To be done:
Give every line from the entries that contains "title".

Information given:
++++++

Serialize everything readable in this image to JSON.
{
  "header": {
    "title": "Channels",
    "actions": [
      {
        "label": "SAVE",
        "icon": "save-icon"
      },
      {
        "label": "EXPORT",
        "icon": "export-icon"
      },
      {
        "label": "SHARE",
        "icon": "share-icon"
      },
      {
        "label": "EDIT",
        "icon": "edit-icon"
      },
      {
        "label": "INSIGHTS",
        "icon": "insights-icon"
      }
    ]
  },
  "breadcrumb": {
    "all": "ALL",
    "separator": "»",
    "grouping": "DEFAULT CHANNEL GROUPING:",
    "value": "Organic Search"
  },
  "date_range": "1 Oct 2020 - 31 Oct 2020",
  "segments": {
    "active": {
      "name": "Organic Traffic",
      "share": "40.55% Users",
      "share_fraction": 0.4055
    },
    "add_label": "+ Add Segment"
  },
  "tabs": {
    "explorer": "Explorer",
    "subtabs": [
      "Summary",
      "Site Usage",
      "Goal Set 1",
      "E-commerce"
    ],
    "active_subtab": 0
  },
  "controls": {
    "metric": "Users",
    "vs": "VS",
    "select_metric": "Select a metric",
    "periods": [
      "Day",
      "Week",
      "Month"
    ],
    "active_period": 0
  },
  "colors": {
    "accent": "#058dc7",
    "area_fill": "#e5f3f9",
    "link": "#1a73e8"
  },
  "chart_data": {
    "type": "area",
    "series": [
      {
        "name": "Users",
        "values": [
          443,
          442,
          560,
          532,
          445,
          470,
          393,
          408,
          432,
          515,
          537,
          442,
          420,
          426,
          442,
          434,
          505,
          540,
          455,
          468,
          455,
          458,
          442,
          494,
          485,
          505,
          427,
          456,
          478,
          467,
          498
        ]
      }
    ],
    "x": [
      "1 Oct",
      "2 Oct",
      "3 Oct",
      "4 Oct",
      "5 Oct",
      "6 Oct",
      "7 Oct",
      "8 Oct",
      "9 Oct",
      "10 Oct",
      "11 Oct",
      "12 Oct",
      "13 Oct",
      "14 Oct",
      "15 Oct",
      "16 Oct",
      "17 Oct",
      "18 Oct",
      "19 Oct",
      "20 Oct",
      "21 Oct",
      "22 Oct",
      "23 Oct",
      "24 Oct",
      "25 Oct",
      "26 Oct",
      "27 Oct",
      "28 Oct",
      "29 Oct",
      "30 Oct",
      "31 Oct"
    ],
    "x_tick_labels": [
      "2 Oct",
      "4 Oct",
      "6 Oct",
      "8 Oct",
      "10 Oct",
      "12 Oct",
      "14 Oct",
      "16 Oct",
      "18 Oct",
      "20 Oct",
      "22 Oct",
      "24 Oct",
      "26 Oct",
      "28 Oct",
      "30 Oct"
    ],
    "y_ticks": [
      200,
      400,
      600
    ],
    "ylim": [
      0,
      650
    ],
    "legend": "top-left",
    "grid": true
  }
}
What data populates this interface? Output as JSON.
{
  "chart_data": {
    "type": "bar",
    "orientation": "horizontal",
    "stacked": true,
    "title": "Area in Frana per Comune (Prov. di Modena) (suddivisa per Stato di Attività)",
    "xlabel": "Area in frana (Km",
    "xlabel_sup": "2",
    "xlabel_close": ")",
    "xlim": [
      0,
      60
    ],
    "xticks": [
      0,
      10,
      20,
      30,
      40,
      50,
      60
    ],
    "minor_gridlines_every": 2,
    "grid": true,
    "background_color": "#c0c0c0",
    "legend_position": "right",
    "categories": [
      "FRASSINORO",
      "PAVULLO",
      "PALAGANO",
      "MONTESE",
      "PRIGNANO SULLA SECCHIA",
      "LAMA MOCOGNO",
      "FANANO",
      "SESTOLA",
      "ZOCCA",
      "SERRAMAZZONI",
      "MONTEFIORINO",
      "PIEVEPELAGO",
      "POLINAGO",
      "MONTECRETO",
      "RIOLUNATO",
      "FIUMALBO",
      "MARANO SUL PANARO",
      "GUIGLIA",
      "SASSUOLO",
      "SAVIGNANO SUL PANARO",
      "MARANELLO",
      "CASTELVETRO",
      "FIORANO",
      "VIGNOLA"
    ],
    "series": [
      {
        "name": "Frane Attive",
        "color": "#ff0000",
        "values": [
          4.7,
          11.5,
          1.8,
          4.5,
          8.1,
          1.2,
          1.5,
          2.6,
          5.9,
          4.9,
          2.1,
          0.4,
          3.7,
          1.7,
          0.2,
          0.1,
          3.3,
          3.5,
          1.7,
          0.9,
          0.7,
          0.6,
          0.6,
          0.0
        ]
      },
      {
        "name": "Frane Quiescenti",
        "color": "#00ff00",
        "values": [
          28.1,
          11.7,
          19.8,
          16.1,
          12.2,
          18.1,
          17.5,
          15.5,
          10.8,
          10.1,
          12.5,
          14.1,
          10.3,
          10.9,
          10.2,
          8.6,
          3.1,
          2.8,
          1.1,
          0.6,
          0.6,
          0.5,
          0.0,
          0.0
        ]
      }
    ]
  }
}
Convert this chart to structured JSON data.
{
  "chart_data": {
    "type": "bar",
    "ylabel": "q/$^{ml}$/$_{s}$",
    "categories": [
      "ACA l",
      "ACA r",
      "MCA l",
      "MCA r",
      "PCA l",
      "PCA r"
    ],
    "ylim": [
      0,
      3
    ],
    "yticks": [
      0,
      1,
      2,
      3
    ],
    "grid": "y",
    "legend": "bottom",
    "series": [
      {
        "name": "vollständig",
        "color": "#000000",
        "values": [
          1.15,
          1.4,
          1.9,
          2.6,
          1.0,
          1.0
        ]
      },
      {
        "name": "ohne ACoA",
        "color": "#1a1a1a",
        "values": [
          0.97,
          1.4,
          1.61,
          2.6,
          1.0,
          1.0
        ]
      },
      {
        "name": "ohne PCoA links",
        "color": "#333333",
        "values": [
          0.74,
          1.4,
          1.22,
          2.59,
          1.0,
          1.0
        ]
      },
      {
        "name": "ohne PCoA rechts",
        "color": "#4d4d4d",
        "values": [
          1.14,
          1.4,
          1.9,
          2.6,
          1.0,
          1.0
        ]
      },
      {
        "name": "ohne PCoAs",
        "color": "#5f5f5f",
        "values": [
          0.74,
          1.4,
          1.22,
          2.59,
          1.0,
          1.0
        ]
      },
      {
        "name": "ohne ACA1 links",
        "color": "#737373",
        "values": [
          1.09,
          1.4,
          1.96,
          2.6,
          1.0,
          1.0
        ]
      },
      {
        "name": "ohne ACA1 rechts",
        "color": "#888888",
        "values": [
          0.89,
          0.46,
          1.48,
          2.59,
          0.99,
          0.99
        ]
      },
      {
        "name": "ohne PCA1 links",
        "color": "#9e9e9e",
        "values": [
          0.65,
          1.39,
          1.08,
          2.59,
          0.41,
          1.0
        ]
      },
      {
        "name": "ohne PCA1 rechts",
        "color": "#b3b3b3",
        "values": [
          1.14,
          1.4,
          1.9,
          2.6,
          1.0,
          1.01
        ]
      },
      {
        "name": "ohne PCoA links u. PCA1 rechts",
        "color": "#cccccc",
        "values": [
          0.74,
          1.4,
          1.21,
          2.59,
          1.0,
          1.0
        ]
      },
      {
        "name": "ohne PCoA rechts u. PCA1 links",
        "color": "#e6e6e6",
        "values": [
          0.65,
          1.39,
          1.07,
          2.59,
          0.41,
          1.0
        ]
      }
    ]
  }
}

++++++

Written solution:
    "title": "Channels",
    "title": "Area in Frana per Comune (Prov. di Modena) (suddivisa per Stato di Attività)",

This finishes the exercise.